AVAILABLE DATA:
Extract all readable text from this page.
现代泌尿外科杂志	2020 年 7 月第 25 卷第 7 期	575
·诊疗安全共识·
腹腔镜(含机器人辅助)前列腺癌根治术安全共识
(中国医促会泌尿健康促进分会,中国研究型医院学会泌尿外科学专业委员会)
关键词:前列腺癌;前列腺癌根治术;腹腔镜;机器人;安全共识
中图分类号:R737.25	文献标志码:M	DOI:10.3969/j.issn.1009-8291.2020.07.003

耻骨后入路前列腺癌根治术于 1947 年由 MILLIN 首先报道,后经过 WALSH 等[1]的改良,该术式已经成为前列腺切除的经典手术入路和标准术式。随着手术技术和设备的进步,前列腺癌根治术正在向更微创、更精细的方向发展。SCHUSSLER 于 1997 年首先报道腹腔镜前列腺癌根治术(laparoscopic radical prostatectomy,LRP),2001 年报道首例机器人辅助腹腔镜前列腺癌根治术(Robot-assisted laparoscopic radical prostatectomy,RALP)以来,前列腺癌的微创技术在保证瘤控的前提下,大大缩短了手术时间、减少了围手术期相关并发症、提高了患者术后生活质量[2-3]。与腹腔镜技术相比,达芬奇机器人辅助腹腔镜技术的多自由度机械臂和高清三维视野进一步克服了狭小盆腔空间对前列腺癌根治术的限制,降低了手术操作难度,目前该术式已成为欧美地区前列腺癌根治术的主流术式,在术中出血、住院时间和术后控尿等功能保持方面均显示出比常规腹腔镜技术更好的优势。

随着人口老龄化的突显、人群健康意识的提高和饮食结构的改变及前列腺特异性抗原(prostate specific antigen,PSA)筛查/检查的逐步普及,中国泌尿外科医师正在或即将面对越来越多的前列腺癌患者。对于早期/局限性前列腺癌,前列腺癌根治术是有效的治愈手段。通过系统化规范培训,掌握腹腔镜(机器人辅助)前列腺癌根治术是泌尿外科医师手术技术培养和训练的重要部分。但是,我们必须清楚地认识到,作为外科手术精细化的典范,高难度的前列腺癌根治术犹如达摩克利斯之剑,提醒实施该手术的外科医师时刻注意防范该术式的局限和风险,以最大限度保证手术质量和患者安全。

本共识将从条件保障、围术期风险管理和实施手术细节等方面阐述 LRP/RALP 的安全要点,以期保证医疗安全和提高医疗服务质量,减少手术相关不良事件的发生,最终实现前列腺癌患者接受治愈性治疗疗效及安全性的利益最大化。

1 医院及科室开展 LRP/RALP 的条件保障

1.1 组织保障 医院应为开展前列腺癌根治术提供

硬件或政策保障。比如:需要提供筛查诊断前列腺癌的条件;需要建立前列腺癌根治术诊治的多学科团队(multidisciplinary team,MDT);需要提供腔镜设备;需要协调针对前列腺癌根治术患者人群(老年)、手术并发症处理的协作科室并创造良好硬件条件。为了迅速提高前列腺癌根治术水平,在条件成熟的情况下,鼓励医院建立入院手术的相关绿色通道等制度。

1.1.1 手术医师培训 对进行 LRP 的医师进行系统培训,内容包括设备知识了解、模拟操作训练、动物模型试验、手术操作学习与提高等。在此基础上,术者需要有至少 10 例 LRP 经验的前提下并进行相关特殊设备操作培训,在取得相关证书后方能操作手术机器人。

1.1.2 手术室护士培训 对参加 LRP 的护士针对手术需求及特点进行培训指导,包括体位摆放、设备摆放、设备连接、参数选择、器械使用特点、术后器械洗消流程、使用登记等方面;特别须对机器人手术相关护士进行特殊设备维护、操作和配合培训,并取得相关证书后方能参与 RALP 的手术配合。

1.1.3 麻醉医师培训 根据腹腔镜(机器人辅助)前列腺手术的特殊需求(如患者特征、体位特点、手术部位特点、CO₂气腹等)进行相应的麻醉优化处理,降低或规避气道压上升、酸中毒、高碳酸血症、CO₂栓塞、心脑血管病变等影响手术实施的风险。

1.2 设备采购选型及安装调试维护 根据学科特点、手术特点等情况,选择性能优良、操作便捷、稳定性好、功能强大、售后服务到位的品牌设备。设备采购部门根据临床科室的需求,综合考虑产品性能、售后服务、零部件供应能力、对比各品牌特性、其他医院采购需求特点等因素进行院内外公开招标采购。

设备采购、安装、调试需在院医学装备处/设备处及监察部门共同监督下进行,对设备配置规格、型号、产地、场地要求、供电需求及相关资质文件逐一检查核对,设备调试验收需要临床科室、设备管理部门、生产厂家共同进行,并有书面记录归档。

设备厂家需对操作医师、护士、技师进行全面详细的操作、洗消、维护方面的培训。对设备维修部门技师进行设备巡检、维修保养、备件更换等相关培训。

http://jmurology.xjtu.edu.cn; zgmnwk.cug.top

EXERCISE OBJECTIVE: Extract all of the data exactly as written.

TASK SOLUTION:
Extract all readable text from this page.
现代泌尿外科杂志	2020 年 7 月第 25 卷第 7 期	575
·诊疗安全共识·
腹腔镜(含机器人辅助)前列腺癌根治术安全共识
(中国医促会泌尿健康促进分会,中国研究型医院学会泌尿外科学专业委员会)
关键词:前列腺癌;前列腺癌根治术;腹腔镜;机器人;安全共识
中图分类号:R737.25	文献标志码:M	DOI:10.3969/j.issn.1009-8291.2020.07.003

耻骨后入路前列腺癌根治术于 1947 年由 MILLIN 首先报道,后经过 WALSH 等[1]的改良,该术式已经成为前列腺切除的经典手术入路和标准术式。随着手术技术和设备的进步,前列腺癌根治术正在向更微创、更精细的方向发展。SCHUSSLER 于 1997 年首先报道腹腔镜前列腺癌根治术(laparoscopic radical prostatectomy,LRP),2001 年报道首例机器人辅助腹腔镜前列腺癌根治术(Robot-assisted laparoscopic radical prostatectomy,RALP)以来,前列腺癌的微创技术在保证瘤控的前提下,大大缩短了手术时间、减少了围手术期相关并发症、提高了患者术后生活质量[2-3]。与腹腔镜技术相比,达芬奇机器人辅助腹腔镜技术的多自由度机械臂和高清三维视野进一步克服了狭小盆腔空间对前列腺癌根治术的限制,降低了手术操作难度,目前该术式已成为欧美地区前列腺癌根治术的主流术式,在术中出血、住院时间和术后控尿等功能保持方面均显示出比常规腹腔镜技术更好的优势。

随着人口老龄化的突显、人群健康意识的提高和饮食结构的改变及前列腺特异性抗原(prostate specific antigen,PSA)筛查/检查的逐步普及,中国泌尿外科医师正在或即将面对越来越多的前列腺癌患者。对于早期/局限性前列腺癌,前列腺癌根治术是有效的治愈手段。通过系统化规范培训,掌握腹腔镜(机器人辅助)前列腺癌根治术是泌尿外科医师手术技术培养和训练的重要部分。但是,我们必须清楚地认识到,作为外科手术精细化的典范,高难度的前列腺癌根治术犹如达摩克利斯之剑,提醒实施该手术的外科医师时刻注意防范该术式的局限和风险,以最大限度保证手术质量和患者安全。

本共识将从条件保障、围术期风险管理和实施手术细节等方面阐述 LRP/RALP 的安全要点,以期保证医疗安全和提高医疗服务质量,减少手术相关不良事件的发生,最终实现前列腺癌患者接受治愈性治疗疗效及安全性的利益最大化。

1 医院及科室开展 LRP/RALP 的条件保障

1.1 组织保障 医院应为开展前列腺癌根治术提供

硬件或政策保障。比如:需要提供筛查诊断前列腺癌的条件;需要建立前列腺癌根治术诊治的多学科团队(multidisciplinary team,MDT);需要提供腔镜设备;需要协调针对前列腺癌根治术患者人群(老年)、手术并发症处理的协作科室并创造良好硬件条件。为了迅速提高前列腺癌根治术水平,在条件成熟的情况下,鼓励医院建立入院手术的相关绿色通道等制度。

1.1.1 手术医师培训 对进行 LRP 的医师进行系统培训,内容包括设备知识了解、模拟操作训练、动物模型试验、手术操作学习与提高等。在此基础上,术者需要有至少 10 例 LRP 经验的前提下并进行相关特殊设备操作培训,在取得相关证书后方能操作手术机器人。

1.1.2 手术室护士培训 对参加 LRP 的护士针对手术需求及特点进行培训指导,包括体位摆放、设备摆放、设备连接、参数选择、器械使用特点、术后器械洗消流程、使用登记等方面;特别须对机器人手术相关护士进行特殊设备维护、操作和配合培训,并取得相关证书后方能参与 RALP 的手术配合。

1.1.3 麻醉医师培训 根据腹腔镜(机器人辅助)前列腺手术的特殊需求(如患者特征、体位特点、手术部位特点、CO₂气腹等)进行相应的麻醉优化处理,降低或规避气道压上升、酸中毒、高碳酸血症、CO₂栓塞、心脑血管病变等影响手术实施的风险。

1.2 设备采购选型及安装调试维护 根据学科特点、手术特点等情况,选择性能优良、操作便捷、稳定性好、功能强大、售后服务到位的品牌设备。设备采购部门根据临床科室的需求,综合考虑产品性能、售后服务、零部件供应能力、对比各品牌特性、其他医院采购需求特点等因素进行院内外公开招标采购。

设备采购、安装、调试需在院医学装备处/设备处及监察部门共同监督下进行,对设备配置规格、型号、产地、场地要求、供电需求及相关资质文件逐一检查核对,设备调试验收需要临床科室、设备管理部门、生产厂家共同进行,并有书面记录归档。

设备厂家需对操作医师、护士、技师进行全面详细的操作、洗消、维护方面的培训。对设备维修部门技师进行设备巡检、维修保养、备件更换等相关培训。

http://jmurology.xjtu.edu.cn; zgmnwk.cug.top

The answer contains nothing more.